• Task: From the entries below, copy every line where the string "связи" appears.

(Saved data entries)
# # # # #
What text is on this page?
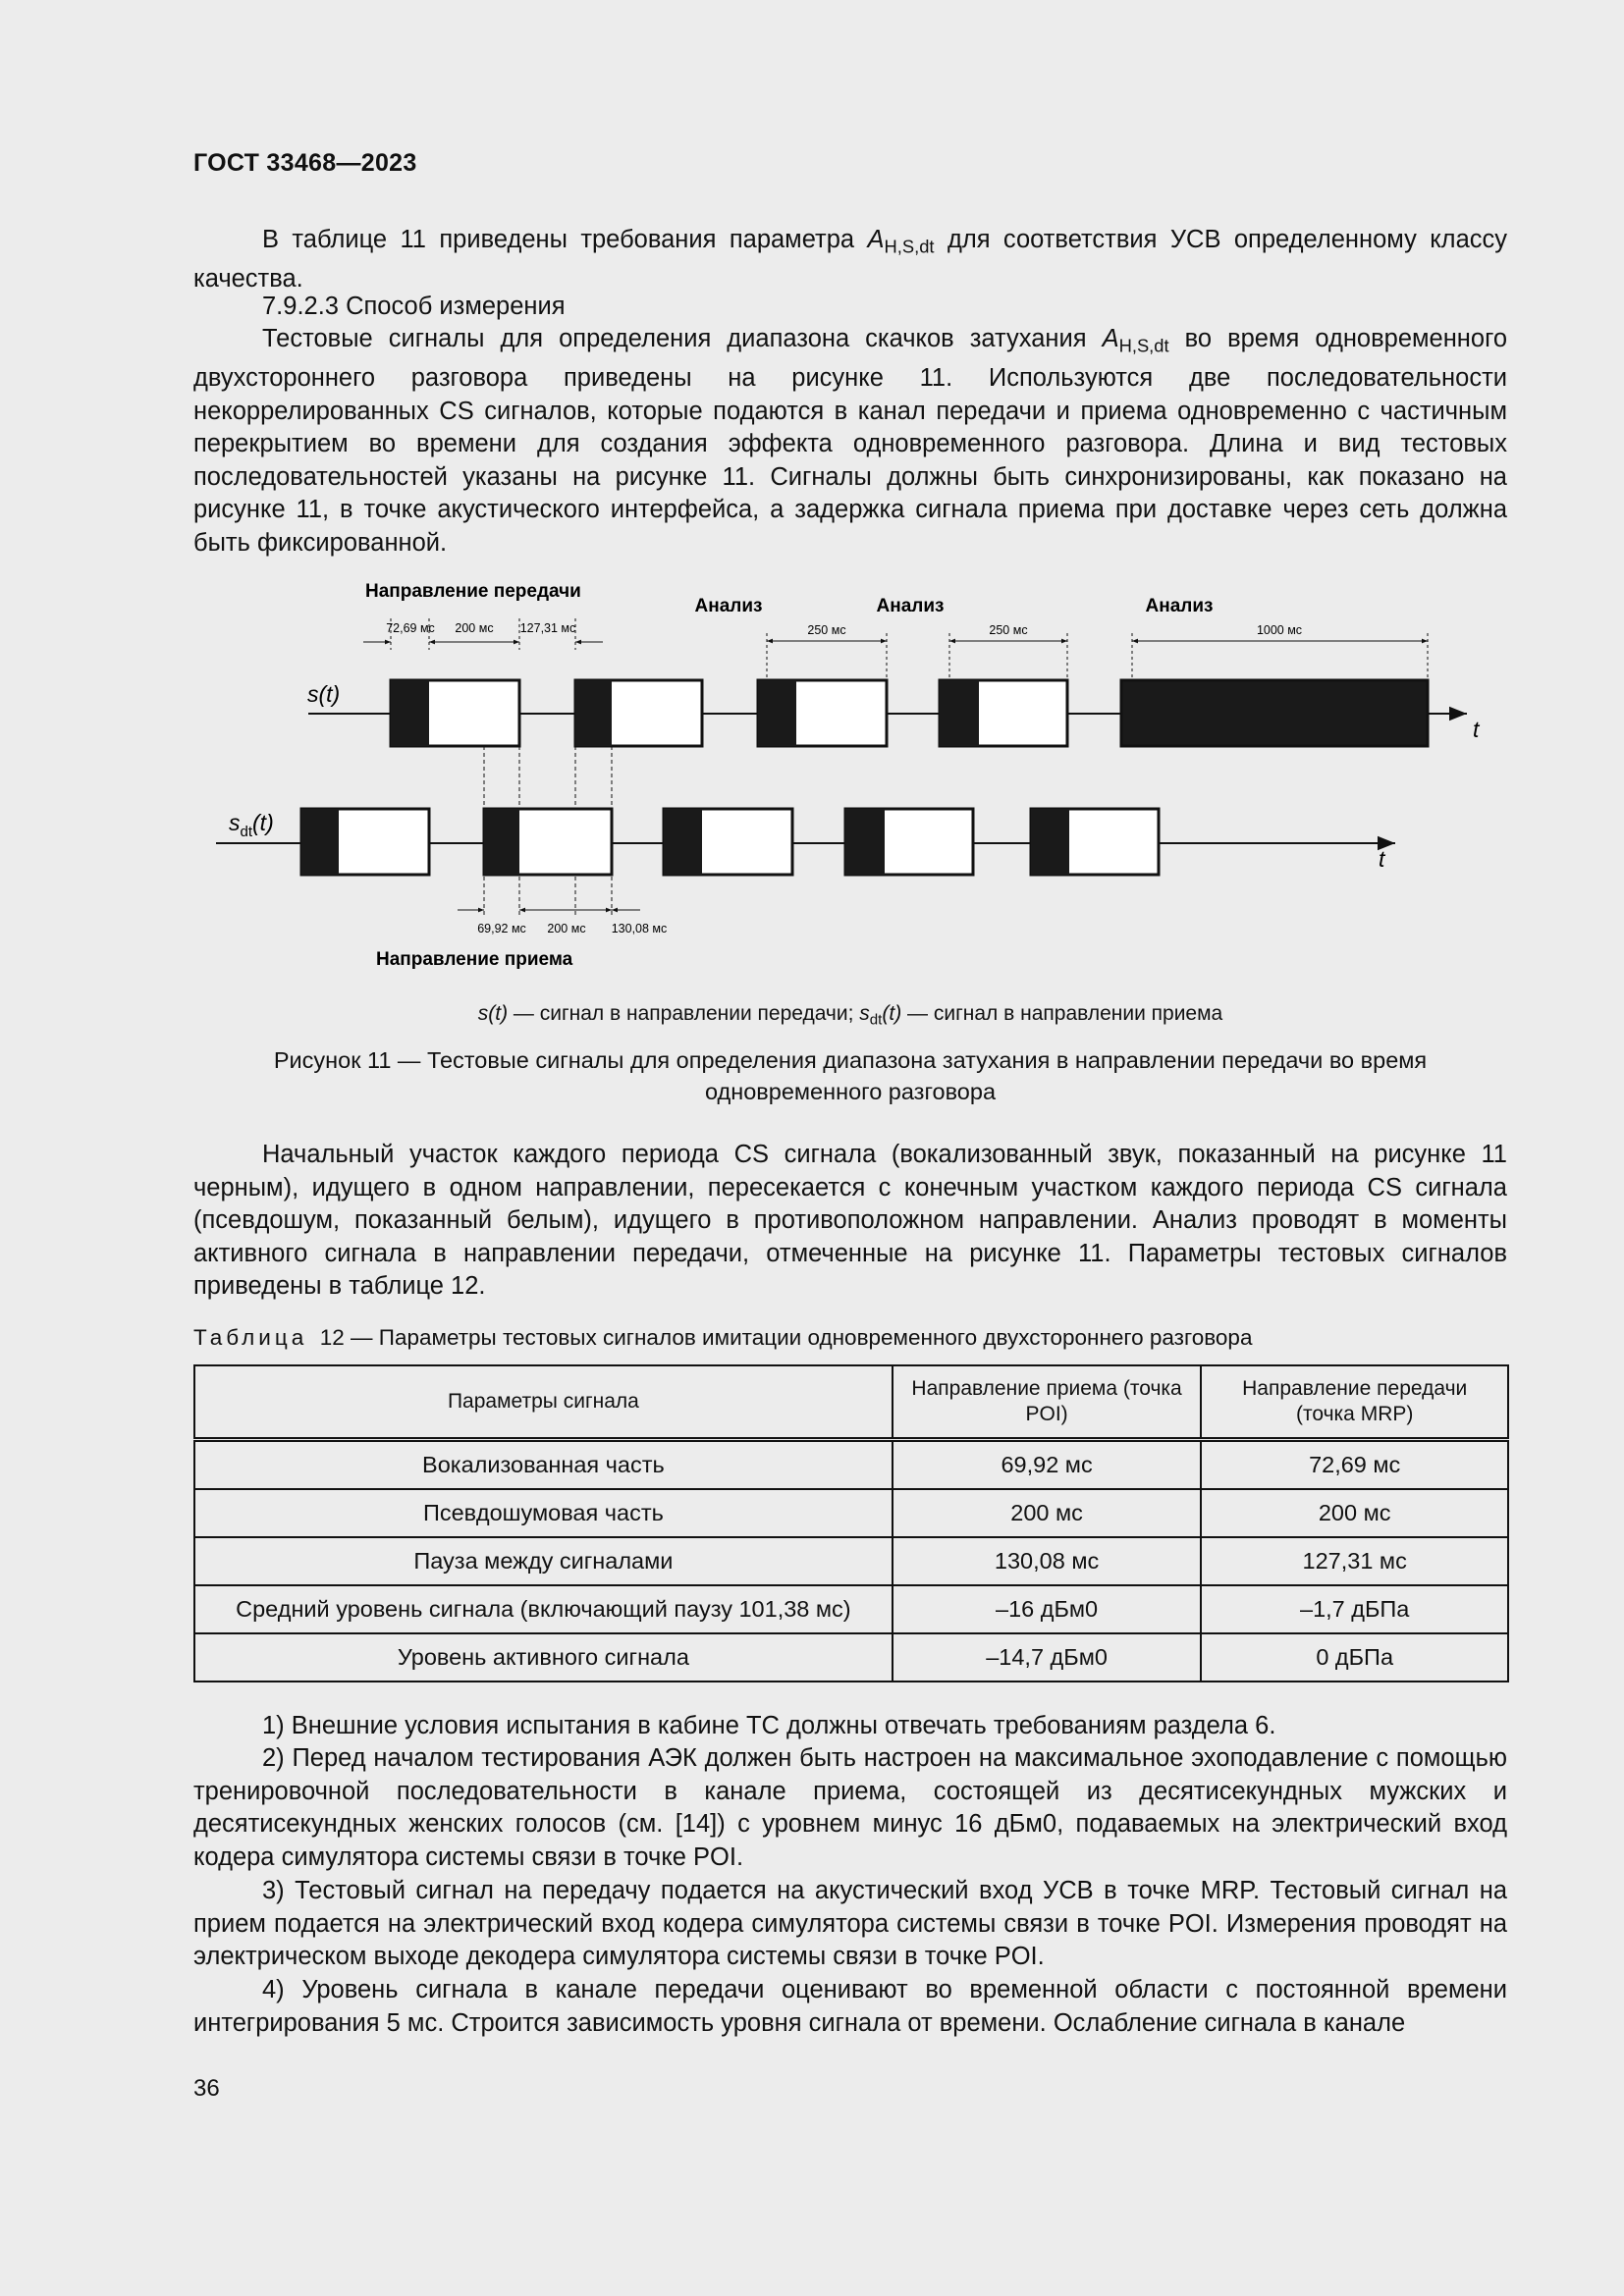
ГОСТ 33468—2023

В таблице 11 приведены требования параметра $A_{H,S,dt}$ для соответствия УСВ определенному классу качества.

7.9.2.3 Способ измерения

Тестовые сигналы для определения диапазона скачков затухания $A_{H,S,dt}$ во время одновременного двухстороннего разговора приведены на рисунке 11. Используются две последовательности некоррелированных CS сигналов, которые подаются в канал передачи и приема одновременно с частичным перекрытием во времени для создания эффекта одновременного разговора. Длина и вид тестовых последовательностей указаны на рисунке 11. Сигналы должны быть синхронизированы, как показано на рисунке 11, в точке акустического интерфейса, а задержка сигнала приема при доставке через сеть должна быть фиксированной.

Направление передачи
Анализ	Анализ	Анализ
72,69 мс 200 мс 127,31 мс	250 мс	250 мс	1000 мс
s(t)
t
$s_{dt}(t)$
t
69,92 мс 200 мс 130,08 мс
Направление приема
s(t) — сигнал в направлении передачи; $s_{dt}(t)$ — сигнал в направлении приема
Рисунок 11 — Тестовые сигналы для определения диапазона затухания в направлении передачи во время одновременного разговора

Начальный участок каждого периода CS сигнала (вокализованный звук, показанный на рисунке 11 черным), идущего в одном направлении, пересекается с конечным участком каждого периода CS сигнала (псевдошум, показанный белым), идущего в противоположном направлении. Анализ проводят в моменты активного сигнала в направлении передачи, отмеченные на рисунке 11. Параметры тестовых сигналов приведены в таблице 12.

Таблица 12 — Параметры тестовых сигналов имитации одновременного двухстороннего разговора
Параметры сигнала	Направление приема (точка POI)	Направление передачи (точка MRP)
Вокализованная часть	69,92 мс	72,69 мс
Псевдошумовая часть	200 мс	200 мс
Пауза между сигналами	130,08 мс	127,31 мс
Средний уровень сигнала (включающий паузу 101,38 мс)	–16 дБм0	–1,7 дБПа
Уровень активного сигнала	–14,7 дБм0	0 дБПа

1) Внешние условия испытания в кабине ТС должны отвечать требованиям раздела 6.

2) Перед началом тестирования АЭК должен быть настроен на максимальное эхоподавление с помощью тренировочной последовательности в канале приема, состоящей из десятисекундных мужских и десятисекундных женских голосов (см. [14]) с уровнем минус 16 дБм0, подаваемых на электрический вход кодера симулятора системы связи в точке POI.

3) Тестовый сигнал на передачу подается на акустический вход УСВ в точке MRP. Тестовый сигнал на прием подается на электрический вход кодера симулятора системы связи в точке POI. Измерения проводят на электрическом выходе декодера симулятора системы связи в точке POI.

4) Уровень сигнала в канале передачи оценивают во временной области с постоянной времени интегрирования 5 мс. Строится зависимость уровня сигнала от времени. Ослабление сигнала в канале

36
# # # # #
• Completed exercise:
2) Перед началом тестирования АЭК должен быть настроен на максимальное эхоподавление с помощью тренировочной последовательности в канале приема, состоящей из десятисекундных мужских и десятисекундных женских голосов (см. [14]) с уровнем минус 16 дБм0, подаваемых на электрический вход кодера симулятора системы связи в точке POI.
3) Тестовый сигнал на передачу подается на акустический вход УСВ в точке MRP. Тестовый сигнал на прием подается на электрический вход кодера симулятора системы связи в точке POI. Измерения проводят на электрическом выходе декодера симулятора системы связи в точке POI.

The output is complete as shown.